▶ _ACTIVITY_:
Could you set down every entry below exactly as it is?

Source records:
= = =
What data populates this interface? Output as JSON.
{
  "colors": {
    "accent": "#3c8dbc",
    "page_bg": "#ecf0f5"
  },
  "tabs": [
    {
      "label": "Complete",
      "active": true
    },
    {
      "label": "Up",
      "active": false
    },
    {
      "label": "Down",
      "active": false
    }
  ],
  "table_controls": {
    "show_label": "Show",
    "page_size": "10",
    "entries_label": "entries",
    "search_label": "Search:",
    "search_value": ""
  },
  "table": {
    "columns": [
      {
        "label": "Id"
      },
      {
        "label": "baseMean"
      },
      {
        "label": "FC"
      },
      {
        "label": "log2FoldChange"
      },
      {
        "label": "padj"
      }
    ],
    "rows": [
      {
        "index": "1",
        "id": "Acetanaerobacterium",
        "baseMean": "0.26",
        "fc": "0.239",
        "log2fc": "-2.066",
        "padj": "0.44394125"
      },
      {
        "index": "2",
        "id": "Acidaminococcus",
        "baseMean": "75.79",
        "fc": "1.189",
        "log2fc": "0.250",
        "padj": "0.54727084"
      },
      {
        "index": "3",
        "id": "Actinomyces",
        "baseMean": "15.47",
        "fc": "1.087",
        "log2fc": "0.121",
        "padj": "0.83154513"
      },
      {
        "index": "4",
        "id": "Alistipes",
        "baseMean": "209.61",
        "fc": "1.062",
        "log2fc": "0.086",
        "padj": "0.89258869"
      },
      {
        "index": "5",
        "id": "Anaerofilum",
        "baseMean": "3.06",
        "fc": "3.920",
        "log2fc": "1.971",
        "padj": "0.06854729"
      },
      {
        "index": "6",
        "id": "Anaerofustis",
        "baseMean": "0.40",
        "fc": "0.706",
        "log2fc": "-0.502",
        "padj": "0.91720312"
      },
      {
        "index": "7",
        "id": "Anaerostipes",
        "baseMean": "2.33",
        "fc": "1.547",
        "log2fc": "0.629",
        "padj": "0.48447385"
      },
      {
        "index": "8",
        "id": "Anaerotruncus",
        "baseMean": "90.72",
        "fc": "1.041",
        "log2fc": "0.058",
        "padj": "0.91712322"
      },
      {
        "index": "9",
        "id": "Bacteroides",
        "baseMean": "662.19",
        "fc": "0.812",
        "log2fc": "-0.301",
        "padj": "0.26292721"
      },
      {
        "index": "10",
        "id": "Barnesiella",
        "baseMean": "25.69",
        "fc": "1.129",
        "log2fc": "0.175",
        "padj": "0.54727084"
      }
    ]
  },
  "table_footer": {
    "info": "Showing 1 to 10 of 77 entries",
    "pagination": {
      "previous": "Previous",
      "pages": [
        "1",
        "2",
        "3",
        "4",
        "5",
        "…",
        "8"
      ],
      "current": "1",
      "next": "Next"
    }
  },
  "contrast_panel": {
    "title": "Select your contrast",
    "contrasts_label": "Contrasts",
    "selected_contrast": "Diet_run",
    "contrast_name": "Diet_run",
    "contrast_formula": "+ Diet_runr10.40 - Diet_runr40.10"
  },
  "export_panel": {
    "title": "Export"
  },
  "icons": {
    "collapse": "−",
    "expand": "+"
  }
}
= = =
▶ _SOLUTION FOR THIS PROBLEM_:
What data populates this interface? Output as JSON.
{
  "colors": {
    "accent": "#3c8dbc",
    "page_bg": "#ecf0f5"
  },
  "tabs": [
    {
      "label": "Complete",
      "active": true
    },
    {
      "label": "Up",
      "active": false
    },
    {
      "label": "Down",
      "active": false
    }
  ],
  "table_controls": {
    "show_label": "Show",
    "page_size": "10",
    "entries_label": "entries",
    "search_label": "Search:",
    "search_value": ""
  },
  "table": {
    "columns": [
      {
        "label": "Id"
      },
      {
        "label": "baseMean"
      },
      {
        "label": "FC"
      },
      {
        "label": "log2FoldChange"
      },
      {
        "label": "padj"
      }
    ],
    "rows": [
      {
        "index": "1",
        "id": "Acetanaerobacterium",
        "baseMean": "0.26",
        "fc": "0.239",
        "log2fc": "-2.066",
        "padj": "0.44394125"
      },
      {
        "index": "2",
        "id": "Acidaminococcus",
        "baseMean": "75.79",
        "fc": "1.189",
        "log2fc": "0.250",
        "padj": "0.54727084"
      },
      {
        "index": "3",
        "id": "Actinomyces",
        "baseMean": "15.47",
        "fc": "1.087",
        "log2fc": "0.121",
        "padj": "0.83154513"
      },
      {
        "index": "4",
        "id": "Alistipes",
        "baseMean": "209.61",
        "fc": "1.062",
        "log2fc": "0.086",
        "padj": "0.89258869"
      },
      {
        "index": "5",
        "id": "Anaerofilum",
        "baseMean": "3.06",
        "fc": "3.920",
        "log2fc": "1.971",
        "padj": "0.06854729"
      },
      {
        "index": "6",
        "id": "Anaerofustis",
        "baseMean": "0.40",
        "fc": "0.706",
        "log2fc": "-0.502",
        "padj": "0.91720312"
      },
      {
        "index": "7",
        "id": "Anaerostipes",
        "baseMean": "2.33",
        "fc": "1.547",
        "log2fc": "0.629",
        "padj": "0.48447385"
      },
      {
        "index": "8",
        "id": "Anaerotruncus",
        "baseMean": "90.72",
        "fc": "1.041",
        "log2fc": "0.058",
        "padj": "0.91712322"
      },
      {
        "index": "9",
        "id": "Bacteroides",
        "baseMean": "662.19",
        "fc": "0.812",
        "log2fc": "-0.301",
        "padj": "0.26292721"
      },
      {
        "index": "10",
        "id": "Barnesiella",
        "baseMean": "25.69",
        "fc": "1.129",
        "log2fc": "0.175",
        "padj": "0.54727084"
      }
    ]
  },
  "table_footer": {
    "info": "Showing 1 to 10 of 77 entries",
    "pagination": {
      "previous": "Previous",
      "pages": [
        "1",
        "2",
        "3",
        "4",
        "5",
        "…",
        "8"
      ],
      "current": "1",
      "next": "Next"
    }
  },
  "contrast_panel": {
    "title": "Select your contrast",
    "contrasts_label": "Contrasts",
    "selected_contrast": "Diet_run",
    "contrast_name": "Diet_run",
    "contrast_formula": "+ Diet_runr10.40 - Diet_runr40.10"
  },
  "export_panel": {
    "title": "Export"
  },
  "icons": {
    "collapse": "−",
    "expand": "+"
  }
}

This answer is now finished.